*WHAT YOU HAVE TO DO*.
Pull every line containing the word "page" from the records.

*DATA TO PROCESS*.
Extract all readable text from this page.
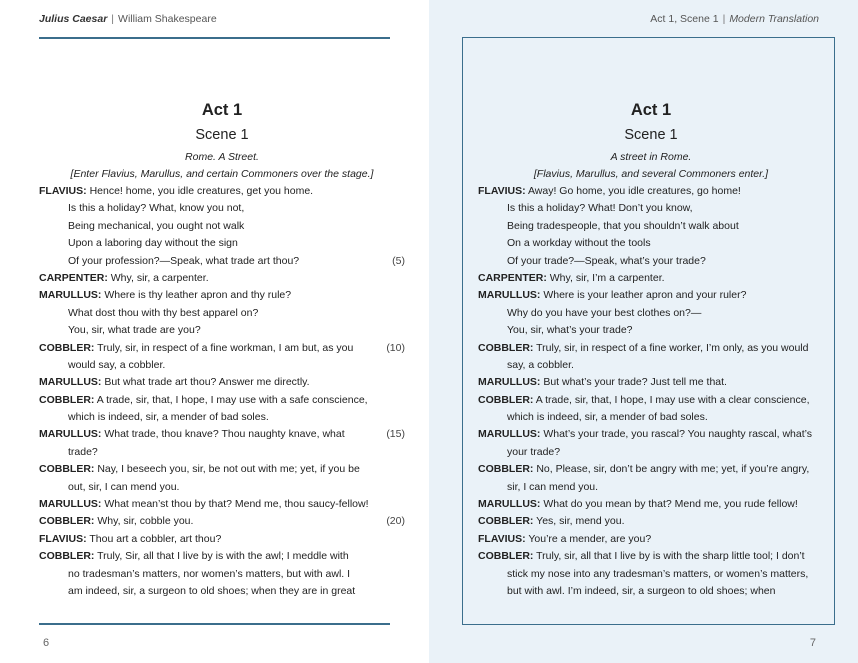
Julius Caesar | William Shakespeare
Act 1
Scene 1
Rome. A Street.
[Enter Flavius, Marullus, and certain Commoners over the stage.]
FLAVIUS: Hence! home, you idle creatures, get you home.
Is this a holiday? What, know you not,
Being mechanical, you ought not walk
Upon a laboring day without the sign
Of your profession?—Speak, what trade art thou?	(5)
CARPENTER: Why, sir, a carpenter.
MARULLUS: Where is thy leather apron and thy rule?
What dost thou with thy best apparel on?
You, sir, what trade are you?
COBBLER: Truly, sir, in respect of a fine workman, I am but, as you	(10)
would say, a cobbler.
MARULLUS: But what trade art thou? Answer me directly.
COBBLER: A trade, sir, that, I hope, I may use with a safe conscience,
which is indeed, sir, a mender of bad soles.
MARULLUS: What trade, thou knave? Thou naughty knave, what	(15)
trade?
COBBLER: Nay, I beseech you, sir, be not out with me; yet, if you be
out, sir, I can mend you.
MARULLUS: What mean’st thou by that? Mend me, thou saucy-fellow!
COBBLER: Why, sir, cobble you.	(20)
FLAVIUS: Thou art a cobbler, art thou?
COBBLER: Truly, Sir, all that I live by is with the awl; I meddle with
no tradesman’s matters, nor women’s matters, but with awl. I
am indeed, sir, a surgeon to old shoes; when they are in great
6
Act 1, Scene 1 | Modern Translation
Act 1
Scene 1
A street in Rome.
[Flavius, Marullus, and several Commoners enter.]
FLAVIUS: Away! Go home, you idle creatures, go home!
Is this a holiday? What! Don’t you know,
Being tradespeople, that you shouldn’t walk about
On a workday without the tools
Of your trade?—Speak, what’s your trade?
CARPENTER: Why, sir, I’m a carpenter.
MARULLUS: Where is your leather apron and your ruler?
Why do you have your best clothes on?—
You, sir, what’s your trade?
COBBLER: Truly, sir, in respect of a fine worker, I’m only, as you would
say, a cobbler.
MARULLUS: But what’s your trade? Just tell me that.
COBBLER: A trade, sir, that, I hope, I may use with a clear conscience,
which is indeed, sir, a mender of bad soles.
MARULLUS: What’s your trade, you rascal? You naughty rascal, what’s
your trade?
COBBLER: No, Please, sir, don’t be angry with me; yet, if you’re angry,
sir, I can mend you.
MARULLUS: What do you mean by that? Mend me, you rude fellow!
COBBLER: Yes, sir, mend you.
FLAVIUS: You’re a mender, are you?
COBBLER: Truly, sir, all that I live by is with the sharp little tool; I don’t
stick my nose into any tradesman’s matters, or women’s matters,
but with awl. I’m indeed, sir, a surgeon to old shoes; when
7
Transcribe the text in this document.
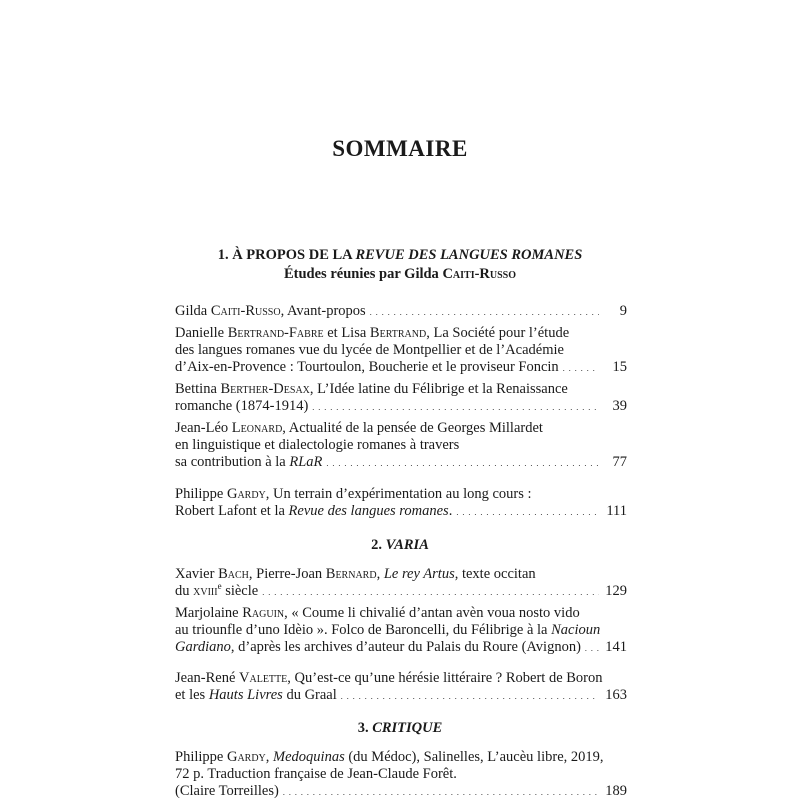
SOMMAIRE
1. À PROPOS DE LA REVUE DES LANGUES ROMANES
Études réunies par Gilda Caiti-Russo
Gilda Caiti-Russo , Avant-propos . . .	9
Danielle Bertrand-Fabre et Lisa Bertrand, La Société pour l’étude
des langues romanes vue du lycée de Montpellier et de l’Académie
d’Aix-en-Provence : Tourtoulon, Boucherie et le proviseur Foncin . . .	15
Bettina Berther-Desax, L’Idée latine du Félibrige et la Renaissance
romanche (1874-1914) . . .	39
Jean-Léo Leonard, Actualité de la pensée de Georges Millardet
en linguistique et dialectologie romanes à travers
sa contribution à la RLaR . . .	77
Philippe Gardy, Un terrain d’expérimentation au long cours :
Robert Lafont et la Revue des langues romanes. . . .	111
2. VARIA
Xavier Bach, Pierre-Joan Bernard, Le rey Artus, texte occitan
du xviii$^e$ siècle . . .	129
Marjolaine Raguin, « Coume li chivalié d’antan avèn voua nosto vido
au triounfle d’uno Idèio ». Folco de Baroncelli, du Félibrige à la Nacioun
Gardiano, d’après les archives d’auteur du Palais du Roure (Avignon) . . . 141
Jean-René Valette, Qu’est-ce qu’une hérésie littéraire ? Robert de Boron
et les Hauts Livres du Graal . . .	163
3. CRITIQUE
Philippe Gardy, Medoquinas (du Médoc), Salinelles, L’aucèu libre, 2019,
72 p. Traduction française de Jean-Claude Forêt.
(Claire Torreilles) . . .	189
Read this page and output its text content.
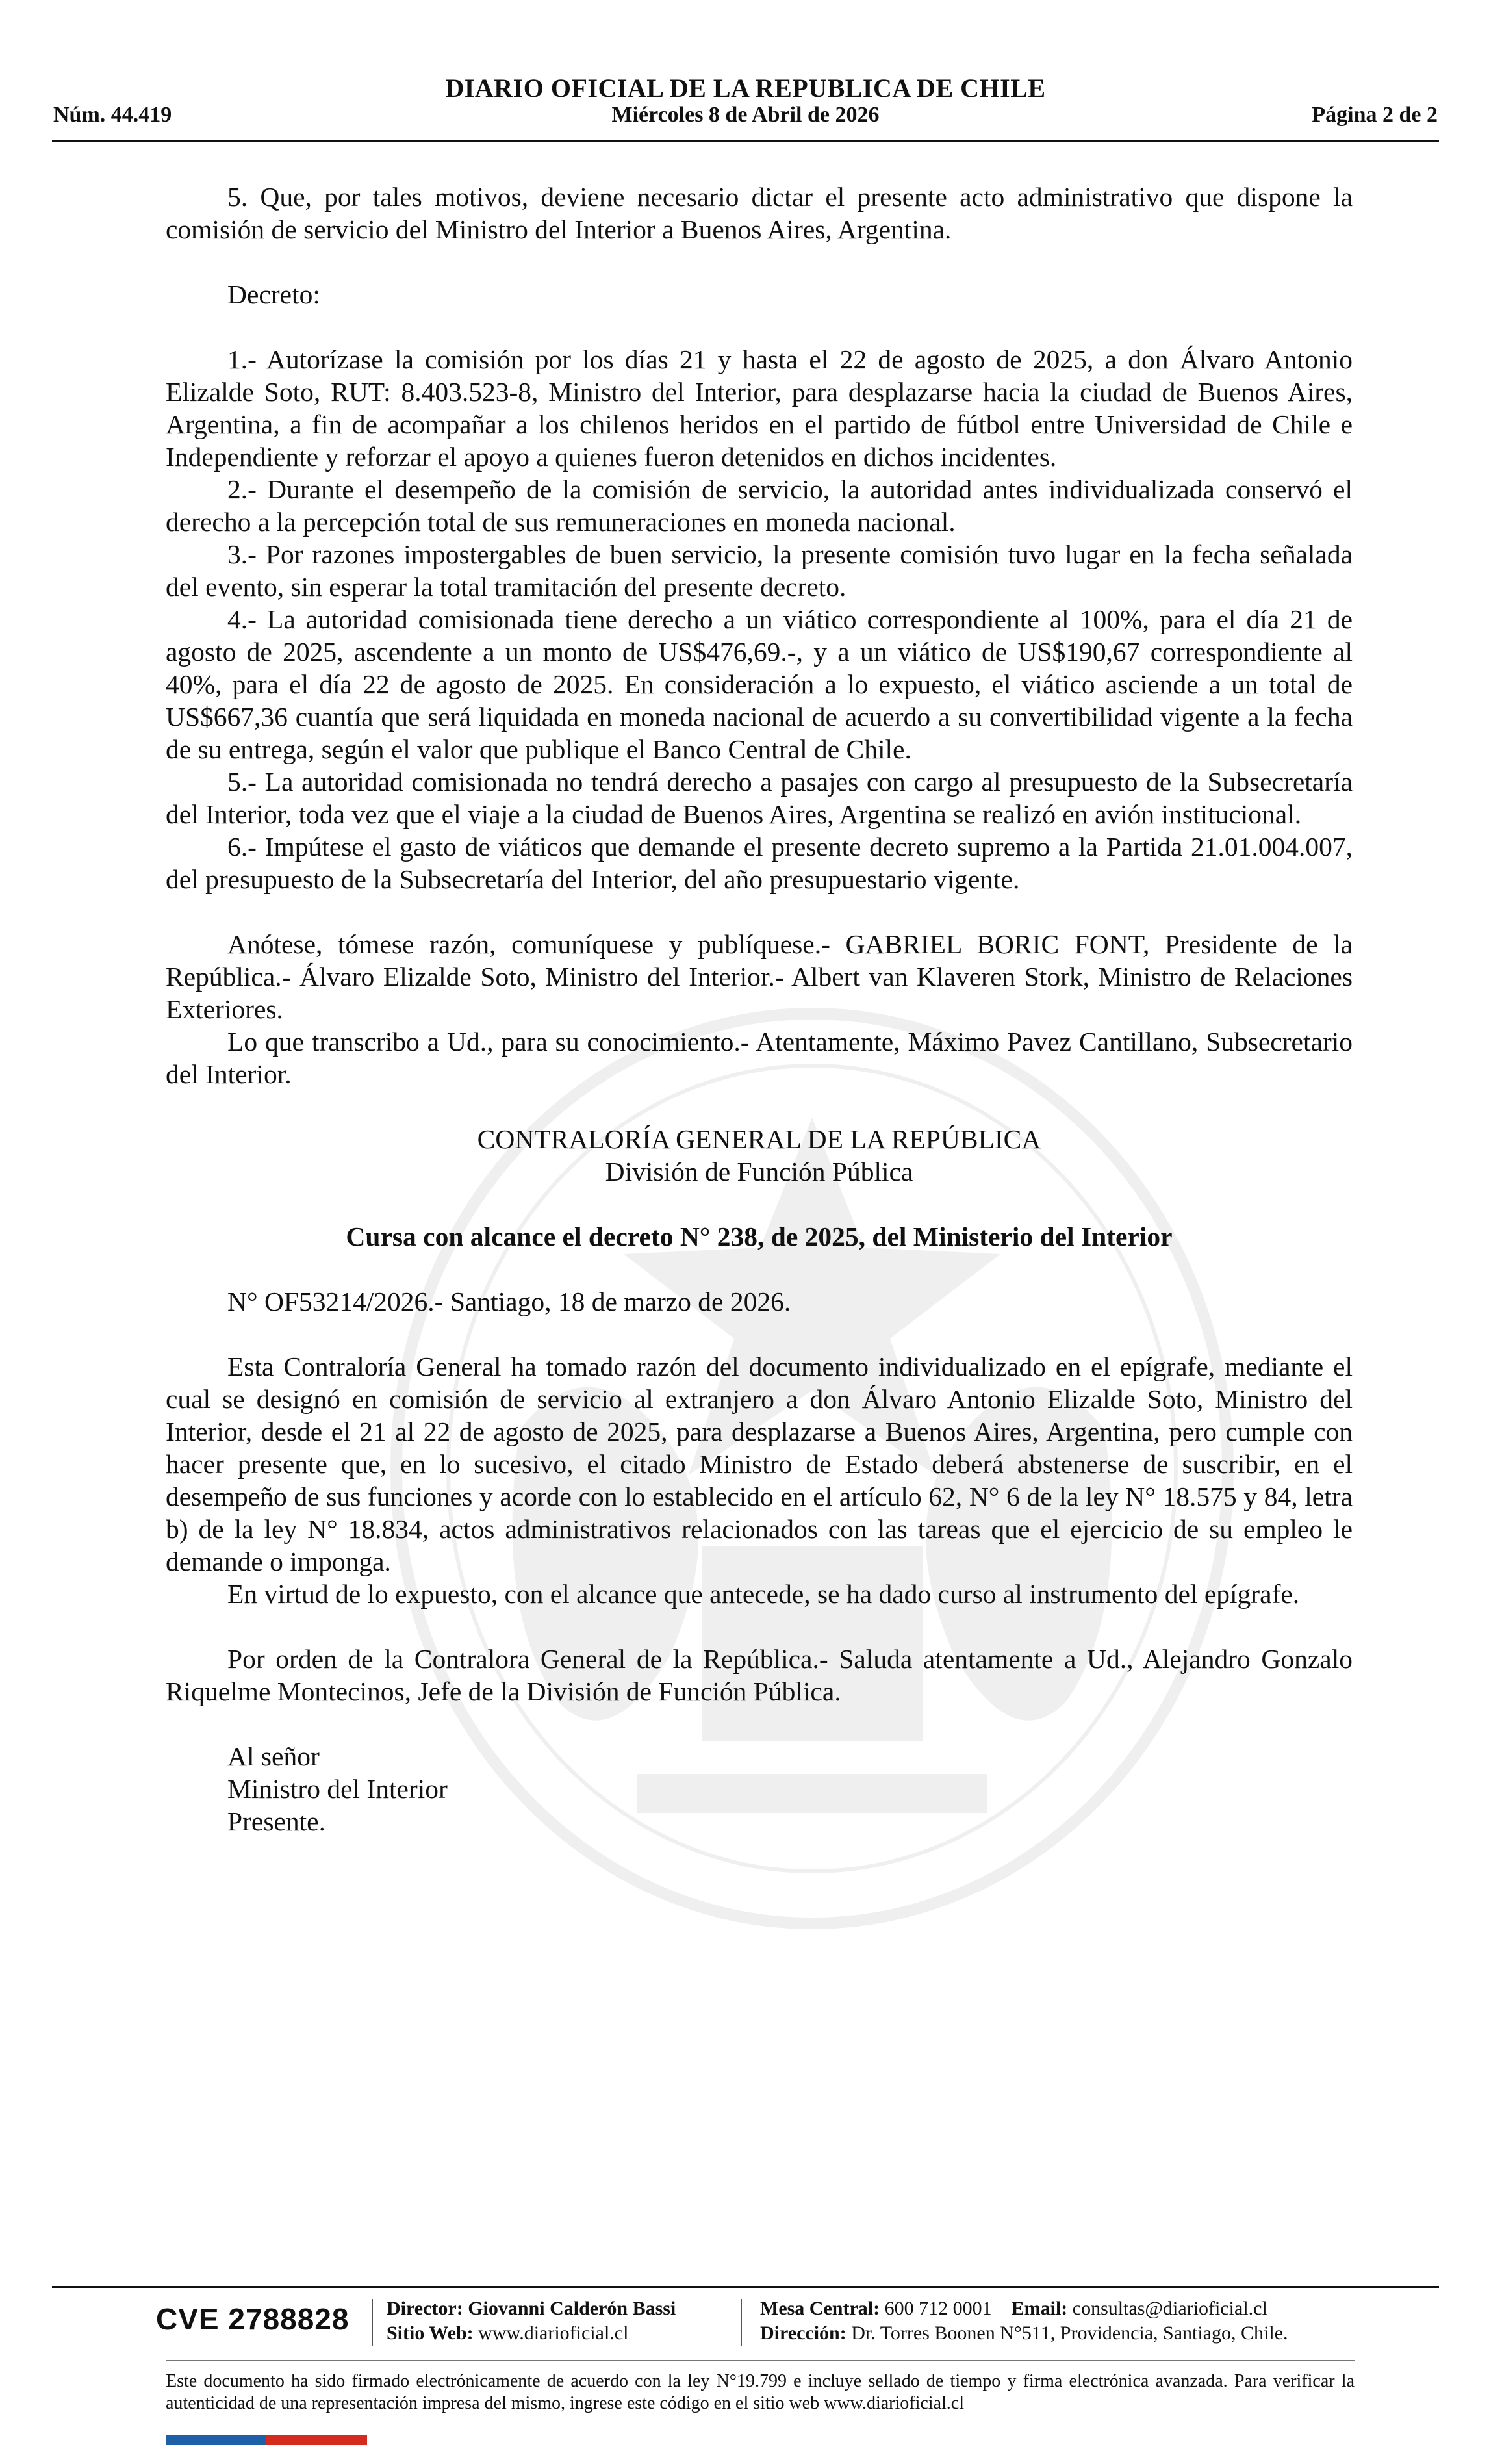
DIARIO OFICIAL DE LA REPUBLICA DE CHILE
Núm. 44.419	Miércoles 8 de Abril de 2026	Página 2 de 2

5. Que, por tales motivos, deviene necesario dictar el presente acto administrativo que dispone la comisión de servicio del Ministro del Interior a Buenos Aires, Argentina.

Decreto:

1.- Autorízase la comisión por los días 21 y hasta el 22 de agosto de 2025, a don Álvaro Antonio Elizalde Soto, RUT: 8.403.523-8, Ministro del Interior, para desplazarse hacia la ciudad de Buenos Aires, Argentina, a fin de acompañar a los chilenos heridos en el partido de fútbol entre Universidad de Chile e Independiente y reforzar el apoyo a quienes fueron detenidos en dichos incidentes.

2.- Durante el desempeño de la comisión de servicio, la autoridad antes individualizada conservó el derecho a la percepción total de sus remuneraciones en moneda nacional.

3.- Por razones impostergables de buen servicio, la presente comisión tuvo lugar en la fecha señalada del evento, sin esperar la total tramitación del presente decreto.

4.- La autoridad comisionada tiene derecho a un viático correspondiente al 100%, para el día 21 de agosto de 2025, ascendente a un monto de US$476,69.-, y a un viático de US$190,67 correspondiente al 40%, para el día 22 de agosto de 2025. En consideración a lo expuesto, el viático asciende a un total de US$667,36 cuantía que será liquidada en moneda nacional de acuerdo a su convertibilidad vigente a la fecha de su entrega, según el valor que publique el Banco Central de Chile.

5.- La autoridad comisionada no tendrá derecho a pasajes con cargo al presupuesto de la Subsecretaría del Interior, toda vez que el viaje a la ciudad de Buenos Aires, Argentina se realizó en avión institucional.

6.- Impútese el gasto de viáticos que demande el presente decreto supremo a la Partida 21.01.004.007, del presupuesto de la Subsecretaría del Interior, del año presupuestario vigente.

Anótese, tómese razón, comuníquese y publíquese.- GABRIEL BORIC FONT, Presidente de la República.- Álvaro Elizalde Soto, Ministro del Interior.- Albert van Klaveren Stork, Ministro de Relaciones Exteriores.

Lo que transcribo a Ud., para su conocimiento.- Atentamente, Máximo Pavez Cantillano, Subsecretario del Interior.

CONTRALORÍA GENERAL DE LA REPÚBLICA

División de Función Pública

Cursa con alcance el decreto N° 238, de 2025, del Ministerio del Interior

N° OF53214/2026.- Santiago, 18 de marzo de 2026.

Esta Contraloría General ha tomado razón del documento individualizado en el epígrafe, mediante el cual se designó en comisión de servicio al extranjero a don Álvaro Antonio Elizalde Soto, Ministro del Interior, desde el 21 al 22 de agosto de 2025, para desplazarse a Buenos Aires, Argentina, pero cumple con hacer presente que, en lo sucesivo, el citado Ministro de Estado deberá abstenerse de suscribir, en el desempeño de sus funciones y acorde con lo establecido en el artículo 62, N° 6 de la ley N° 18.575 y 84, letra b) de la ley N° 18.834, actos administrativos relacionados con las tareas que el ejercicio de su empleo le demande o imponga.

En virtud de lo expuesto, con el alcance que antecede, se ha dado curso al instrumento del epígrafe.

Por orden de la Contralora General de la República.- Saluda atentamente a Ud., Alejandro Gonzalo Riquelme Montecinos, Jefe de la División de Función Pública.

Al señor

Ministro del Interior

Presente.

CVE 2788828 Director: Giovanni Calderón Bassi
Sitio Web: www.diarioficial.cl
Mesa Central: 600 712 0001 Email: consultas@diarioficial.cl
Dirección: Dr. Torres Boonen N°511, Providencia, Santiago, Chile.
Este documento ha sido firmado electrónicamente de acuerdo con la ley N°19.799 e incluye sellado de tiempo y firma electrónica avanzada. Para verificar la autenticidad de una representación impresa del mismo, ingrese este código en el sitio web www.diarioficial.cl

*EXERCISE ANSWER*.
Extract all readable text from this page.
Read this page and output its text content.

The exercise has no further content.